__Exercise description__
Transcribe every entry below word for word, but skip the pictures.

--- start Records for the task ---

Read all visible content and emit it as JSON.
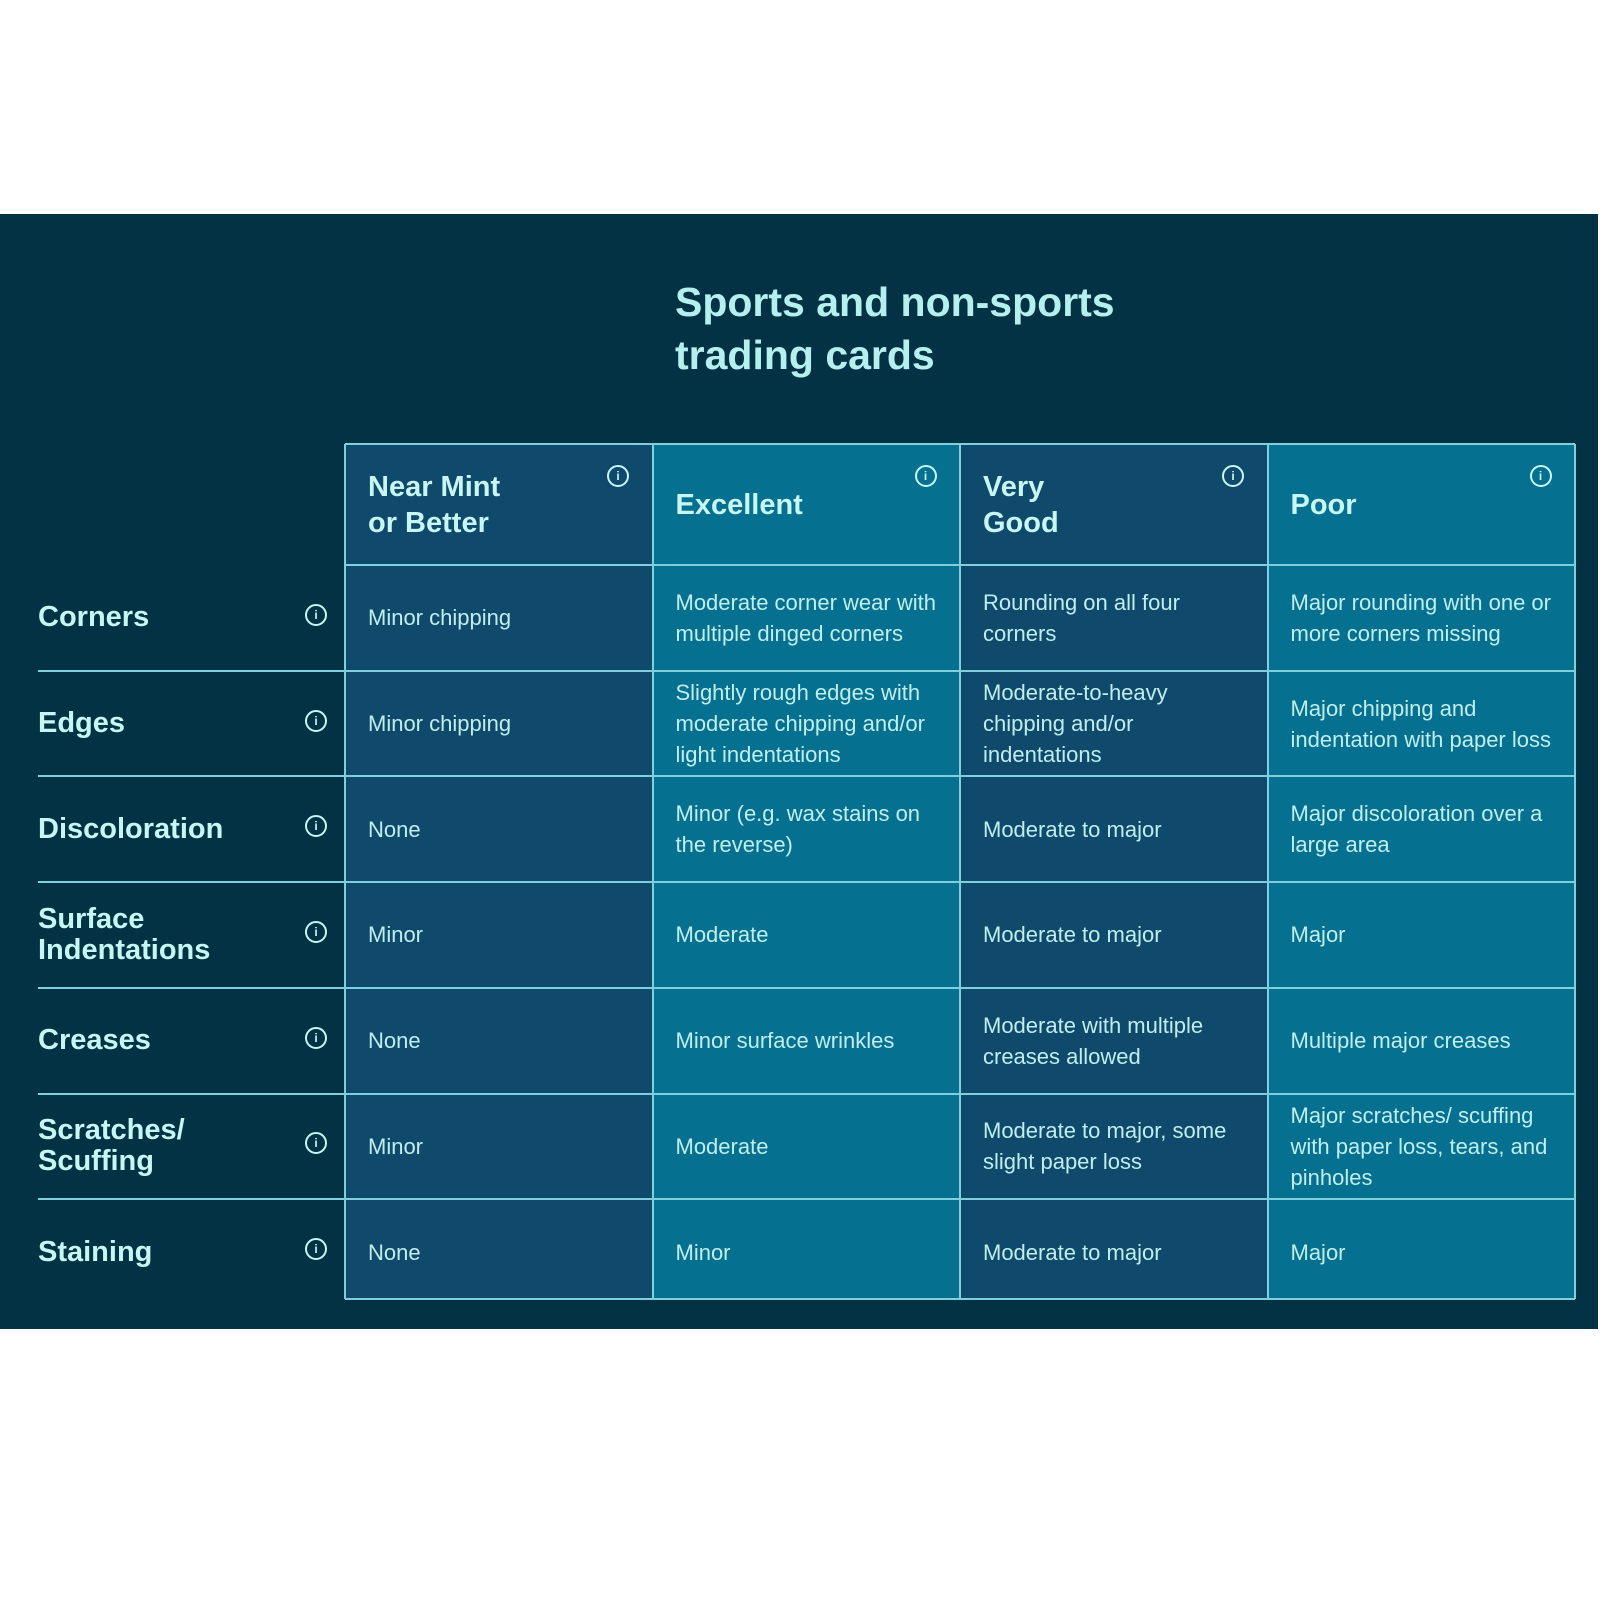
{
  "title": [
    "Sports and non-sports",
    "trading cards"
  ],
  "colors": {
    "background": "#033245",
    "column_dark": "#0f4a6c",
    "column_light": "#05708f",
    "border": "#7fcfdc",
    "text": "#c8f6f2"
  },
  "columns": [
    {
      "label": "Near Mint\nor Better",
      "icon": "info-icon"
    },
    {
      "label": "Excellent",
      "icon": "info-icon"
    },
    {
      "label": "Very\nGood",
      "icon": "info-icon"
    },
    {
      "label": "Poor",
      "icon": "info-icon"
    }
  ],
  "rows": [
    {
      "label": "Corners",
      "icon": "info-icon",
      "cells": [
        "Minor chipping",
        "Moderate corner wear with multiple dinged corners",
        "Rounding on all four corners",
        "Major rounding with one or more corners missing"
      ]
    },
    {
      "label": "Edges",
      "icon": "info-icon",
      "cells": [
        "Minor chipping",
        "Slightly rough edges with moderate chipping and/or light indentations",
        "Moderate-to-heavy chipping and/or indentations",
        "Major chipping and indentation with paper loss"
      ]
    },
    {
      "label": "Discoloration",
      "icon": "info-icon",
      "cells": [
        "None",
        "Minor (e.g. wax stains on the reverse)",
        "Moderate to major",
        "Major discoloration over a large area"
      ]
    },
    {
      "label": "Surface Indentations",
      "icon": "info-icon",
      "cells": [
        "Minor",
        "Moderate",
        "Moderate to major",
        "Major"
      ]
    },
    {
      "label": "Creases",
      "icon": "info-icon",
      "cells": [
        "None",
        "Minor surface wrinkles",
        "Moderate with multiple creases allowed",
        "Multiple major creases"
      ]
    },
    {
      "label": "Scratches/ Scuffing",
      "icon": "info-icon",
      "cells": [
        "Minor",
        "Moderate",
        "Moderate to major, some slight paper loss",
        "Major scratches/ scuffing with paper loss, tears, and pinholes"
      ]
    },
    {
      "label": "Staining",
      "icon": "info-icon",
      "cells": [
        "None",
        "Minor",
        "Moderate to major",
        "Major"
      ]
    }
  ]
}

--- end Records for the task ---

__Exercise solution__
Read all visible content and emit it as JSON.
{
  "title": [
    "Sports and non-sports",
    "trading cards"
  ],
  "colors": {
    "background": "#033245",
    "column_dark": "#0f4a6c",
    "column_light": "#05708f",
    "border": "#7fcfdc",
    "text": "#c8f6f2"
  },
  "columns": [
    {
      "label": "Near Mint\nor Better",
      "icon": "info-icon"
    },
    {
      "label": "Excellent",
      "icon": "info-icon"
    },
    {
      "label": "Very\nGood",
      "icon": "info-icon"
    },
    {
      "label": "Poor",
      "icon": "info-icon"
    }
  ],
  "rows": [
    {
      "label": "Corners",
      "icon": "info-icon",
      "cells": [
        "Minor chipping",
        "Moderate corner wear with multiple dinged corners",
        "Rounding on all four corners",
        "Major rounding with one or more corners missing"
      ]
    },
    {
      "label": "Edges",
      "icon": "info-icon",
      "cells": [
        "Minor chipping",
        "Slightly rough edges with moderate chipping and/or light indentations",
        "Moderate-to-heavy chipping and/or indentations",
        "Major chipping and indentation with paper loss"
      ]
    },
    {
      "label": "Discoloration",
      "icon": "info-icon",
      "cells": [
        "None",
        "Minor (e.g. wax stains on the reverse)",
        "Moderate to major",
        "Major discoloration over a large area"
      ]
    },
    {
      "label": "Surface Indentations",
      "icon": "info-icon",
      "cells": [
        "Minor",
        "Moderate",
        "Moderate to major",
        "Major"
      ]
    },
    {
      "label": "Creases",
      "icon": "info-icon",
      "cells": [
        "None",
        "Minor surface wrinkles",
        "Moderate with multiple creases allowed",
        "Multiple major creases"
      ]
    },
    {
      "label": "Scratches/ Scuffing",
      "icon": "info-icon",
      "cells": [
        "Minor",
        "Moderate",
        "Moderate to major, some slight paper loss",
        "Major scratches/ scuffing with paper loss, tears, and pinholes"
      ]
    },
    {
      "label": "Staining",
      "icon": "info-icon",
      "cells": [
        "None",
        "Minor",
        "Moderate to major",
        "Major"
      ]
    }
  ]
}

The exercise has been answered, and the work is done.